··· EXERCISE INPUTS

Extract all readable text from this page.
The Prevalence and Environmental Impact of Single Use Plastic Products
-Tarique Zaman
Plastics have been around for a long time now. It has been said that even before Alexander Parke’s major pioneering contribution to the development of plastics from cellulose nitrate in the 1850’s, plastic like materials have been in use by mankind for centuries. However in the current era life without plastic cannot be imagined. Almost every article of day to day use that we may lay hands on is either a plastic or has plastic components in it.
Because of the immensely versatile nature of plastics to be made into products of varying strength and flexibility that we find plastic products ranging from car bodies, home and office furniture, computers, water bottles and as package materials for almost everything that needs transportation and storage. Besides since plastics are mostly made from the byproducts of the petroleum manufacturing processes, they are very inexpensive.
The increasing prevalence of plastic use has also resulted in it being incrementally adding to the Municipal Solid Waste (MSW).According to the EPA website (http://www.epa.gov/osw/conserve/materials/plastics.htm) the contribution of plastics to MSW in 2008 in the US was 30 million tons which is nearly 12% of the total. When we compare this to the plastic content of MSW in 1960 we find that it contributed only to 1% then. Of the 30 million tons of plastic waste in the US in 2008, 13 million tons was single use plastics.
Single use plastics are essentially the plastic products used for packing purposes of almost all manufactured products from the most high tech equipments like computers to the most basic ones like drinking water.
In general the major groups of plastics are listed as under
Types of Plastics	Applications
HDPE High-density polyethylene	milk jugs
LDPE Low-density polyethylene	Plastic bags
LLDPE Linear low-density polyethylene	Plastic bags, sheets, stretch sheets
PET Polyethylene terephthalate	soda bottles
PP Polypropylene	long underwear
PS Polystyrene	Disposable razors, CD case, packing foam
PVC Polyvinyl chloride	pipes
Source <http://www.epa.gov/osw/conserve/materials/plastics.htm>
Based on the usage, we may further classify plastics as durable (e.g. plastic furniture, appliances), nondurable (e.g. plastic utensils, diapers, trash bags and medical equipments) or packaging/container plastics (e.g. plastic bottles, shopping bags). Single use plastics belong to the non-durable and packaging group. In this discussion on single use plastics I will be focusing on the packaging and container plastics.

······

PROBLEM — Transcribe the material above in its entirety. Match it exactly.

WRITTEN RESPONSE —
Extract all readable text from this page.
The Prevalence and Environmental Impact of Single Use Plastic Products
-Tarique Zaman
Plastics have been around for a long time now. It has been said that even before Alexander Parke’s major pioneering contribution to the development of plastics from cellulose nitrate in the 1850’s, plastic like materials have been in use by mankind for centuries. However in the current era life without plastic cannot be imagined. Almost every article of day to day use that we may lay hands on is either a plastic or has plastic components in it.
Because of the immensely versatile nature of plastics to be made into products of varying strength and flexibility that we find plastic products ranging from car bodies, home and office furniture, computers, water bottles and as package materials for almost everything that needs transportation and storage. Besides since plastics are mostly made from the byproducts of the petroleum manufacturing processes, they are very inexpensive.
The increasing prevalence of plastic use has also resulted in it being incrementally adding to the Municipal Solid Waste (MSW).According to the EPA website (http://www.epa.gov/osw/conserve/materials/plastics.htm) the contribution of plastics to MSW in 2008 in the US was 30 million tons which is nearly 12% of the total. When we compare this to the plastic content of MSW in 1960 we find that it contributed only to 1% then. Of the 30 million tons of plastic waste in the US in 2008, 13 million tons was single use plastics.
Single use plastics are essentially the plastic products used for packing purposes of almost all manufactured products from the most high tech equipments like computers to the most basic ones like drinking water.
In general the major groups of plastics are listed as under
Types of Plastics	Applications
HDPE High-density polyethylene	milk jugs
LDPE Low-density polyethylene	Plastic bags
LLDPE Linear low-density polyethylene	Plastic bags, sheets, stretch sheets
PET Polyethylene terephthalate	soda bottles
PP Polypropylene	long underwear
PS Polystyrene	Disposable razors, CD case, packing foam
PVC Polyvinyl chloride	pipes
Source <http://www.epa.gov/osw/conserve/materials/plastics.htm>
Based on the usage, we may further classify plastics as durable (e.g. plastic furniture, appliances), nondurable (e.g. plastic utensils, diapers, trash bags and medical equipments) or packaging/container plastics (e.g. plastic bottles, shopping bags). Single use plastics belong to the non-durable and packaging group. In this discussion on single use plastics I will be focusing on the packaging and container plastics.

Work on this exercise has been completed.